• _WHAT IS EXPECTED_
Copy the material below word for word, from its first line through the line containing "water-waves-icon bbox=[5, 577, 67, 639]", and stop there.

[Dataset items]
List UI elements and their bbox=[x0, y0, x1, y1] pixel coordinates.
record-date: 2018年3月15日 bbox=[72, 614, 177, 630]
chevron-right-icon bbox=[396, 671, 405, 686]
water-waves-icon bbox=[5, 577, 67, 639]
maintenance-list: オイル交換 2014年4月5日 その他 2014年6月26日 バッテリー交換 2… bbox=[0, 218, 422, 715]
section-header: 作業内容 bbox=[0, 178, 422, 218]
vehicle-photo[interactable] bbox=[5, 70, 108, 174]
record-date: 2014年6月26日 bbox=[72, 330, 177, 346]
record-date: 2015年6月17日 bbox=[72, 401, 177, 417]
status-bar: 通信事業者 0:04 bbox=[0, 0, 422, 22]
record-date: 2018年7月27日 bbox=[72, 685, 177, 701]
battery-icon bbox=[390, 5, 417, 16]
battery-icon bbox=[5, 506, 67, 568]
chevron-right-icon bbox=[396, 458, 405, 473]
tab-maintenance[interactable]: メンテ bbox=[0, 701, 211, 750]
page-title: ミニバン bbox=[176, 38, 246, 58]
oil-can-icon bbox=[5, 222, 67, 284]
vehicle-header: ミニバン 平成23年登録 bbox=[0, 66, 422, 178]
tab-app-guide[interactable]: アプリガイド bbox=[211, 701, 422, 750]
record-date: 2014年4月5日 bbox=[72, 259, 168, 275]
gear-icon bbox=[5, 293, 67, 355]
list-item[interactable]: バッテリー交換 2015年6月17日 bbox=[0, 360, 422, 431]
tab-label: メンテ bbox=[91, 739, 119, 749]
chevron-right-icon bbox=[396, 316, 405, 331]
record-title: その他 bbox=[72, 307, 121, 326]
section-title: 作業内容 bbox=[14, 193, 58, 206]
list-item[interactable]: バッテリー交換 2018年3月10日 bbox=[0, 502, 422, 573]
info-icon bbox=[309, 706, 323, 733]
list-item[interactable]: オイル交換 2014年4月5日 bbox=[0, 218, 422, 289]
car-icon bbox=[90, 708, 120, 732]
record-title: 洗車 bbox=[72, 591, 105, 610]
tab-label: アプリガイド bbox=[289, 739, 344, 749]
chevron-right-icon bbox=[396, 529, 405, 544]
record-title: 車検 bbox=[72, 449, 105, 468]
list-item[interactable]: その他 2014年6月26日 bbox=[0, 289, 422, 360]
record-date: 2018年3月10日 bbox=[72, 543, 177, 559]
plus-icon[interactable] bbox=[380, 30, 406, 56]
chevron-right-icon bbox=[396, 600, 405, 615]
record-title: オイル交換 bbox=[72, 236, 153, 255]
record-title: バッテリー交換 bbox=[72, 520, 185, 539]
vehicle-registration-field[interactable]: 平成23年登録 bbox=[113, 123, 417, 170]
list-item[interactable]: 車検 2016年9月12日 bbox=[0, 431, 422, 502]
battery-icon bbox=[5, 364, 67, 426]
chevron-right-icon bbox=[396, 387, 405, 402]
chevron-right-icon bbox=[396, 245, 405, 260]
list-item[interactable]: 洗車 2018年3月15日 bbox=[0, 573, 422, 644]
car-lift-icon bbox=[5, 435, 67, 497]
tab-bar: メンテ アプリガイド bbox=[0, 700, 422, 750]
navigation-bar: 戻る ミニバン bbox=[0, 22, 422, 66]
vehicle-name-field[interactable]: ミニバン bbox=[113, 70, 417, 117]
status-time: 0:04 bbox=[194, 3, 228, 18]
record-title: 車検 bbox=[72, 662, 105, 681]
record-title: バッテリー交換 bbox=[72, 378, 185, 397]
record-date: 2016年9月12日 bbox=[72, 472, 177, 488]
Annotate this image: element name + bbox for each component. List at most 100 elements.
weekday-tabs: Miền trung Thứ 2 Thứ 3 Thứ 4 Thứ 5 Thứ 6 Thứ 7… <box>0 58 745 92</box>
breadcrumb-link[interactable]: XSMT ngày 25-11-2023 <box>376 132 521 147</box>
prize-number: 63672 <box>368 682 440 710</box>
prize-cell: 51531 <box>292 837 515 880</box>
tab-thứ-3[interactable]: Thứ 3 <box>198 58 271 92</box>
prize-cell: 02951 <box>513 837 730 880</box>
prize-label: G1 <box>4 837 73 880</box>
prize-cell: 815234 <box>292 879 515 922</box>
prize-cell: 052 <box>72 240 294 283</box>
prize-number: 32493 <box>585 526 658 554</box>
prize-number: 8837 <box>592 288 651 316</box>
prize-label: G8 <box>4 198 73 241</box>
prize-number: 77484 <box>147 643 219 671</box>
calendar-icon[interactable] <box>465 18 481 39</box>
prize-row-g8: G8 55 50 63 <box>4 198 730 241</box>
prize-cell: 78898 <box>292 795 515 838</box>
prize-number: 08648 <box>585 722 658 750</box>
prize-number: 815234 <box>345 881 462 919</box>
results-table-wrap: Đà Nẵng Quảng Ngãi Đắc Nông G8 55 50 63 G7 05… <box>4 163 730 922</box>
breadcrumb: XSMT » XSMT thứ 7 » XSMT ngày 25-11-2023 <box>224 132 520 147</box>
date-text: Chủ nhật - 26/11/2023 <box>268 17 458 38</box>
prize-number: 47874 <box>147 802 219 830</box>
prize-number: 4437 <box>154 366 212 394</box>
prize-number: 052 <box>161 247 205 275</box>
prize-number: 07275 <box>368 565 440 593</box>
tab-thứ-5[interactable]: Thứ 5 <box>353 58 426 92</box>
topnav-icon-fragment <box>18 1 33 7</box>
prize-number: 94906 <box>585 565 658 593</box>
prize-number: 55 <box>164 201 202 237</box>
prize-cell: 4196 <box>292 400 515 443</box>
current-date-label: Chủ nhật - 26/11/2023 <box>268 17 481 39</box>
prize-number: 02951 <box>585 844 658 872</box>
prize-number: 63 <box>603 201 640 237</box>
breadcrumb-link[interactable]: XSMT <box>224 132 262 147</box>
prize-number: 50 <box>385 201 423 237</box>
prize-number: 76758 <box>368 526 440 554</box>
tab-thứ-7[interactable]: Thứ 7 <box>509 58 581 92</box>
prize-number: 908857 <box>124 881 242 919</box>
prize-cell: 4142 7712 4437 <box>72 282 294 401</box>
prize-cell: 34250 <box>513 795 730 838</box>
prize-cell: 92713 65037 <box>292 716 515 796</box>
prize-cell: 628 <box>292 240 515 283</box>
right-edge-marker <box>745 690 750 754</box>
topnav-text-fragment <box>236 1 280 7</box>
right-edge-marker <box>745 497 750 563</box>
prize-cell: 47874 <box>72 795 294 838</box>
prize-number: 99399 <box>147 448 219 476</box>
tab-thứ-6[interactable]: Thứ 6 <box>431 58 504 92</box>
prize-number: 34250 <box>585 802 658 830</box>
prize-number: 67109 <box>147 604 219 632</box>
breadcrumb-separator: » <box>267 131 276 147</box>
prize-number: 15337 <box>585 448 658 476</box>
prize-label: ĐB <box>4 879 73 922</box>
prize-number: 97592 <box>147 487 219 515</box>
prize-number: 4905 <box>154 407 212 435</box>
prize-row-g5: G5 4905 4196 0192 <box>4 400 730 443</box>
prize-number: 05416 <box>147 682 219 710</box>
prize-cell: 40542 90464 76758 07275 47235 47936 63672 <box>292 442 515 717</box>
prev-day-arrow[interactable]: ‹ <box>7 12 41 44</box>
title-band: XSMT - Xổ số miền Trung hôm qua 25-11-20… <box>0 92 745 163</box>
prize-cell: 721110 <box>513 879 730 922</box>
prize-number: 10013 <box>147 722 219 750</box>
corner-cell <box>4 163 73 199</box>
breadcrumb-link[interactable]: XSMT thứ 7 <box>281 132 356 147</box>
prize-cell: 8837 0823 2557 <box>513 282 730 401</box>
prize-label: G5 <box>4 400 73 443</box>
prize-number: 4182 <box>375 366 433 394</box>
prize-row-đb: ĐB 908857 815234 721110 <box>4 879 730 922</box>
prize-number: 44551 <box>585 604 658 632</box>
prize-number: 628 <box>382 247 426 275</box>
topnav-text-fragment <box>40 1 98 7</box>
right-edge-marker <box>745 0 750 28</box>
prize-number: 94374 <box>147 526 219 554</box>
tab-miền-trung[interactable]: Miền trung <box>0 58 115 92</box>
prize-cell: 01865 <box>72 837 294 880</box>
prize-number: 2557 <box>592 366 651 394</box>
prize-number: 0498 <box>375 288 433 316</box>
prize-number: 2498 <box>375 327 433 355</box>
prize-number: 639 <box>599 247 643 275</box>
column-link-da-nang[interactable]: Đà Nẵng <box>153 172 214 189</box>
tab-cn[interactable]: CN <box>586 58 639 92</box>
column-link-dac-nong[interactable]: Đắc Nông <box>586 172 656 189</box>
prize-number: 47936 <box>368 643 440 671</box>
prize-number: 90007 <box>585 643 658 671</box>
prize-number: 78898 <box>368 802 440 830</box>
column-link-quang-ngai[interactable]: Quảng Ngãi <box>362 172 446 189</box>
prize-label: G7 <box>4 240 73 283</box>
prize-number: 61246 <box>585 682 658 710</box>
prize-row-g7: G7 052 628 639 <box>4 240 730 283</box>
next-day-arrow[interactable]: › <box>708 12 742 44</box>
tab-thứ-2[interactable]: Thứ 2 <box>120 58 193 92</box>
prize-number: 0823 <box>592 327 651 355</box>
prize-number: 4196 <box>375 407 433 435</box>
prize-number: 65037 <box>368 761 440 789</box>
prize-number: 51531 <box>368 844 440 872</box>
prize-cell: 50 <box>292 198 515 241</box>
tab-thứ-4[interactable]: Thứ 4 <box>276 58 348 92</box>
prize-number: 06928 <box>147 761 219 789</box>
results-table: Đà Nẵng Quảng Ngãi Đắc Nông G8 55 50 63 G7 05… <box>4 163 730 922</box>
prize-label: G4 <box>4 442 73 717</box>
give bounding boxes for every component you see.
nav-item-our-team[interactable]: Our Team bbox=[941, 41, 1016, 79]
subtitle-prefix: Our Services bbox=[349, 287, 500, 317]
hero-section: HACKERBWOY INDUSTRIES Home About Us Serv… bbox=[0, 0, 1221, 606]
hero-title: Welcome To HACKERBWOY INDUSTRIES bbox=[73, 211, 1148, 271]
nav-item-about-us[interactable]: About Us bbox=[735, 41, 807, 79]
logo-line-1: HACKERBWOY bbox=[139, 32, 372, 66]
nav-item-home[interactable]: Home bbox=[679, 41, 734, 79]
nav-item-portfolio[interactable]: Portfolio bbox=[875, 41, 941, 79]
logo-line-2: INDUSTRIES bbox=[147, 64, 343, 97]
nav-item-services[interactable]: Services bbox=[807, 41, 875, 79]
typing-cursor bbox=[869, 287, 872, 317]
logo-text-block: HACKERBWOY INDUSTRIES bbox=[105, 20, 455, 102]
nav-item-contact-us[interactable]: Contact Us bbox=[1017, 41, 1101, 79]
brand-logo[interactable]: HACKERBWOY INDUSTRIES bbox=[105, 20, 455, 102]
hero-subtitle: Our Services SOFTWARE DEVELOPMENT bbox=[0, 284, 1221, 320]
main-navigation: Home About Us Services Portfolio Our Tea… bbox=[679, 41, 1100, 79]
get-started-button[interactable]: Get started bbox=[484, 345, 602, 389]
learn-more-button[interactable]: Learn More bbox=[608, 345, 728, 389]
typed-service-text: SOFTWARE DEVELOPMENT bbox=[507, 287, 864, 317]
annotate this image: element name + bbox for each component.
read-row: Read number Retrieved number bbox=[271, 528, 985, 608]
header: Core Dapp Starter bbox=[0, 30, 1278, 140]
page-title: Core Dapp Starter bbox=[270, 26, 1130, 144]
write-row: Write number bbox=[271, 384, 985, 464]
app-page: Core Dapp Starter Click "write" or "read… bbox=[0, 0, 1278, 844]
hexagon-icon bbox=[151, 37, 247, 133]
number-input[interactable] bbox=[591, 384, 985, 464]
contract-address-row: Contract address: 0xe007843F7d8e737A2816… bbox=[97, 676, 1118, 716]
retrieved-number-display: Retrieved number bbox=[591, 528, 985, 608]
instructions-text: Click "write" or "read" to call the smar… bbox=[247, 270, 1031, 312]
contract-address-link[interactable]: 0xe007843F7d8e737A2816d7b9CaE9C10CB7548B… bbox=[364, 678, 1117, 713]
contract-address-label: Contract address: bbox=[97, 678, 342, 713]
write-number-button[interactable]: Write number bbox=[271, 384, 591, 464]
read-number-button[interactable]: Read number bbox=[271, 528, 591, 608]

• _FULL RESPONSE_
List UI elements and their bbox=[x0, y0, x1, y1] pixel coordinates.
record-date: 2018年3月15日 bbox=[72, 614, 177, 630]
chevron-right-icon bbox=[396, 671, 405, 686]
water-waves-icon bbox=[5, 577, 67, 639]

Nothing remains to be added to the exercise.